# GIVEN PROBLEM:
Return each line of the records holding the string "Breakdown".

(Records from a data source)
--- Begin ---

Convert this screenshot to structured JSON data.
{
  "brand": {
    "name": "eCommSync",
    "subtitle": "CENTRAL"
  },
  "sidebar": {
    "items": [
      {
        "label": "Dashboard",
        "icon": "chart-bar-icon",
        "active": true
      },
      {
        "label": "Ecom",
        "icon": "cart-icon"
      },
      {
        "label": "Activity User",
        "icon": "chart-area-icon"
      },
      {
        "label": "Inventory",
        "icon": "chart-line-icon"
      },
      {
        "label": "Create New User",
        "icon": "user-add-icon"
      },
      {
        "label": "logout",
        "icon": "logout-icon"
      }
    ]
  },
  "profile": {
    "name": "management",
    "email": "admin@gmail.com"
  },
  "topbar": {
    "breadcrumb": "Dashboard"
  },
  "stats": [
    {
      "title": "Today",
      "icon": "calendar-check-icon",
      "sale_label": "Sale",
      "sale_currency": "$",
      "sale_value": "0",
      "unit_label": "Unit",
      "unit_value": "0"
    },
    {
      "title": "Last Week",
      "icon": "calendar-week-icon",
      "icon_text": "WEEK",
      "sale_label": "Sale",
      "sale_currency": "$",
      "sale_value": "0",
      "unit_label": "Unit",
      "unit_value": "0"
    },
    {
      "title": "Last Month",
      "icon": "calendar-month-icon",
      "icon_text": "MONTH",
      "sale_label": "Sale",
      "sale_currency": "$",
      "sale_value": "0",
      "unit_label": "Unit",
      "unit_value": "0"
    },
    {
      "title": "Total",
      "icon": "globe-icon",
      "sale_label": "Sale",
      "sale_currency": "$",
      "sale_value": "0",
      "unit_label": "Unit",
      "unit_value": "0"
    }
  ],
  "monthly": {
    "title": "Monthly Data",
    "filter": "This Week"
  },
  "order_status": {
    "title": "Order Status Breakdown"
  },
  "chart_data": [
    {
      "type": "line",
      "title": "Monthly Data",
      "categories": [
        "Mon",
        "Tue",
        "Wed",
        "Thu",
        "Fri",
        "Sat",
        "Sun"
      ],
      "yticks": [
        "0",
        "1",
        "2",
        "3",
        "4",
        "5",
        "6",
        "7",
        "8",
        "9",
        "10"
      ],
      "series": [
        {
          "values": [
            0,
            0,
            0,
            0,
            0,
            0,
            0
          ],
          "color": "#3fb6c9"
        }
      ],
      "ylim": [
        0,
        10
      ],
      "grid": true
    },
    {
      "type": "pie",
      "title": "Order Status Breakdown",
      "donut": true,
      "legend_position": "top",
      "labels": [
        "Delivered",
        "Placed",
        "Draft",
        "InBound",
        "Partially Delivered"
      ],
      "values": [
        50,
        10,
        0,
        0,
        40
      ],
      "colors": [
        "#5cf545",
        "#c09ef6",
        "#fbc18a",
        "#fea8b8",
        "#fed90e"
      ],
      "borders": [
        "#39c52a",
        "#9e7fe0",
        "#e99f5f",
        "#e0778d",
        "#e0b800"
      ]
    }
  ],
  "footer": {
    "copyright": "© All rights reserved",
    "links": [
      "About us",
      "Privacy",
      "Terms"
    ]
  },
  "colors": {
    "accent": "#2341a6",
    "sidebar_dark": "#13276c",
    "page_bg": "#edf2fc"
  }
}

--- End ---

# RESPONSE TO THE TASK:
    "title": "Order Status Breakdown"
      "title": "Order Status Breakdown",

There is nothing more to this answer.